• _THE TASK_: Copy every line of the listing that holds the string "logo".

Stored items from a collection:
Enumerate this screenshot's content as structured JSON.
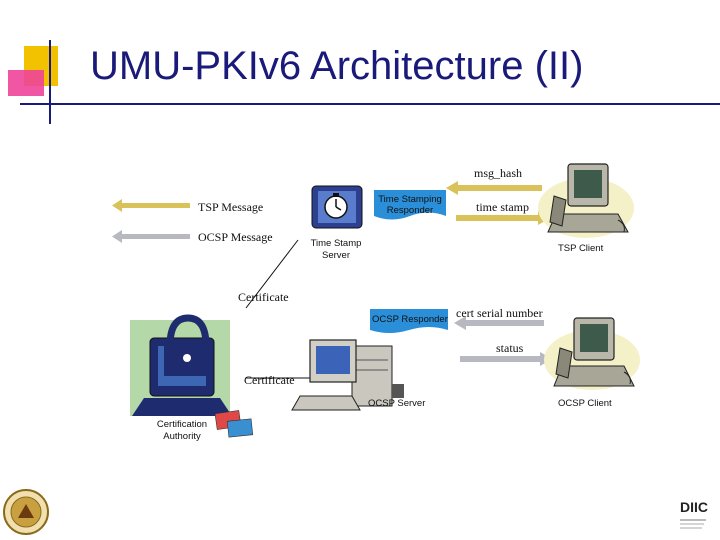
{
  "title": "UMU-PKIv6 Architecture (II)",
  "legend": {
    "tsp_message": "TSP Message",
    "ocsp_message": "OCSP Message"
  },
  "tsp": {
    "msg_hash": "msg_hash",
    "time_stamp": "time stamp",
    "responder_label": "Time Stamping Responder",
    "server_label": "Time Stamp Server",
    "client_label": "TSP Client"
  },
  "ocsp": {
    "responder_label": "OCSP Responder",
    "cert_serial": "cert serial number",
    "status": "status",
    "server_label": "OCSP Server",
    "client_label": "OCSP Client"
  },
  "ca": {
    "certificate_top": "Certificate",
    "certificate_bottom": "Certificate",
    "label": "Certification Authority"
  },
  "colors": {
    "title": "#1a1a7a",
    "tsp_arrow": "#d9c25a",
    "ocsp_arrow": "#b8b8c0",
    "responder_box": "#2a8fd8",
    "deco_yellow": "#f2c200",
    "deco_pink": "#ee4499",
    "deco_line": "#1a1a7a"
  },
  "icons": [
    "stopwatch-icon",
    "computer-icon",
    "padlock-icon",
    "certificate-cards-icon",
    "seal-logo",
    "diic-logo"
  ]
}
...
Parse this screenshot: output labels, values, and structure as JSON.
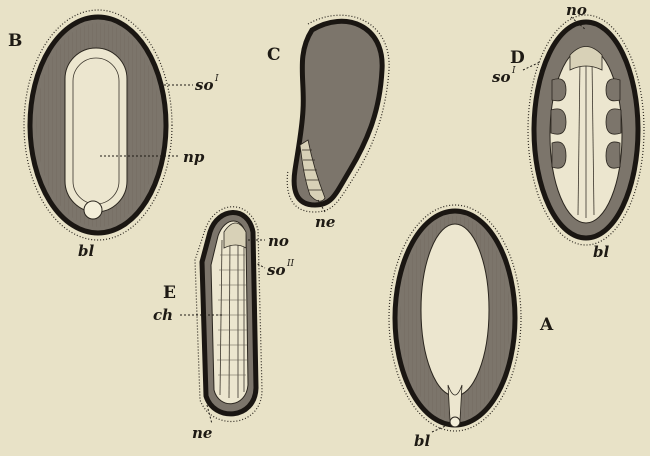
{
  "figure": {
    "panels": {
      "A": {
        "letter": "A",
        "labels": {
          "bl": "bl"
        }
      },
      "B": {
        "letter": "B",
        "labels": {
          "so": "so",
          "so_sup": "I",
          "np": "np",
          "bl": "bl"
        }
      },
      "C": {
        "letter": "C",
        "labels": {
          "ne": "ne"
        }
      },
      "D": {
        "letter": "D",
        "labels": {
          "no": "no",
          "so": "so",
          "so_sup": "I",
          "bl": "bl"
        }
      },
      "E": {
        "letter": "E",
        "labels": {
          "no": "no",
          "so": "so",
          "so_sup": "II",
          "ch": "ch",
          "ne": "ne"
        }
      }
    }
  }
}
---
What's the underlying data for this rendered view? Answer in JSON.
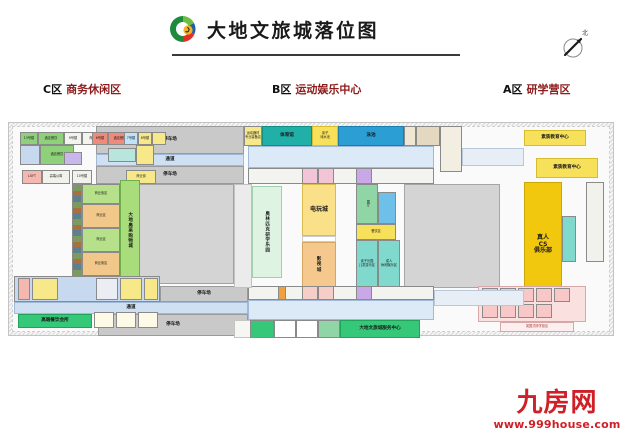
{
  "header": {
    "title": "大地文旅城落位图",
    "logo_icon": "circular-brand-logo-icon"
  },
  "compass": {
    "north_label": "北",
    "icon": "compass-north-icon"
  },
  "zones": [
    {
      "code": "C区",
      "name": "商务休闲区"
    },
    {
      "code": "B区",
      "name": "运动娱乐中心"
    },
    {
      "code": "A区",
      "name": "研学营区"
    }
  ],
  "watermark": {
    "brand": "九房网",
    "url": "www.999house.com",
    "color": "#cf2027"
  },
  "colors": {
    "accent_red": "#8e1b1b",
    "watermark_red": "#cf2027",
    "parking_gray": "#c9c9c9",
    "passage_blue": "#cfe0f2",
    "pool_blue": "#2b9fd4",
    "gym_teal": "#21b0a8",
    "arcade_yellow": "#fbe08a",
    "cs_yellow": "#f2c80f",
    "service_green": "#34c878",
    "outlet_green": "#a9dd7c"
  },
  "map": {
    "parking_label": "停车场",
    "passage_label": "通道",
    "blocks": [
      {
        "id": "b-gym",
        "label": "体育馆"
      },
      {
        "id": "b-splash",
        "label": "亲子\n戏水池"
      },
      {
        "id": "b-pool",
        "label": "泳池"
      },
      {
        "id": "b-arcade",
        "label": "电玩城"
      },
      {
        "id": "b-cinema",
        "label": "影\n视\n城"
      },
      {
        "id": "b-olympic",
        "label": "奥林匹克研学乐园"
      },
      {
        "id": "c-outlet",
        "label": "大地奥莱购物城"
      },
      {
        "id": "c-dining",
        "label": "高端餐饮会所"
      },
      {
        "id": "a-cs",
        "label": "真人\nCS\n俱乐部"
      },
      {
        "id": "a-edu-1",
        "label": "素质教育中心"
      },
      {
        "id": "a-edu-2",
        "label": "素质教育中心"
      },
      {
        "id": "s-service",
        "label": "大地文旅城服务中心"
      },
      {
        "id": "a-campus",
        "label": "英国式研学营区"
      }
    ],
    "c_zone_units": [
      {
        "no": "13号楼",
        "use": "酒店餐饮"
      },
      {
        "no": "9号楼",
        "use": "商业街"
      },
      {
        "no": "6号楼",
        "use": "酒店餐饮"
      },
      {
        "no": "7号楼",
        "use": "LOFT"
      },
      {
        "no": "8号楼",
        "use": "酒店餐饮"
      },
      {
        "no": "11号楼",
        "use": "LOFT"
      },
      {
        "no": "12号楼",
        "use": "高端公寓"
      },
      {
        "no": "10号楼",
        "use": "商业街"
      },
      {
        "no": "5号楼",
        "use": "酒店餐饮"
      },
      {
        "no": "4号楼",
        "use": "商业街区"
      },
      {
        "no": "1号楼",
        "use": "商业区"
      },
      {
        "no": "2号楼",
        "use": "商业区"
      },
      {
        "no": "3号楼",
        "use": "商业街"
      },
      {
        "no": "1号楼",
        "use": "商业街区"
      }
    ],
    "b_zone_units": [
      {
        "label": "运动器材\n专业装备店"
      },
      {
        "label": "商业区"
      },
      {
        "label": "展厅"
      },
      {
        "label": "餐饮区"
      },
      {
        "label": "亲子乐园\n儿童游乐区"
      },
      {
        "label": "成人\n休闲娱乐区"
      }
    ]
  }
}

• _THE ANSWER_:
    "seal-logo",
    "diic-logo"
    "logo_icon": "circular-brand-logo-icon"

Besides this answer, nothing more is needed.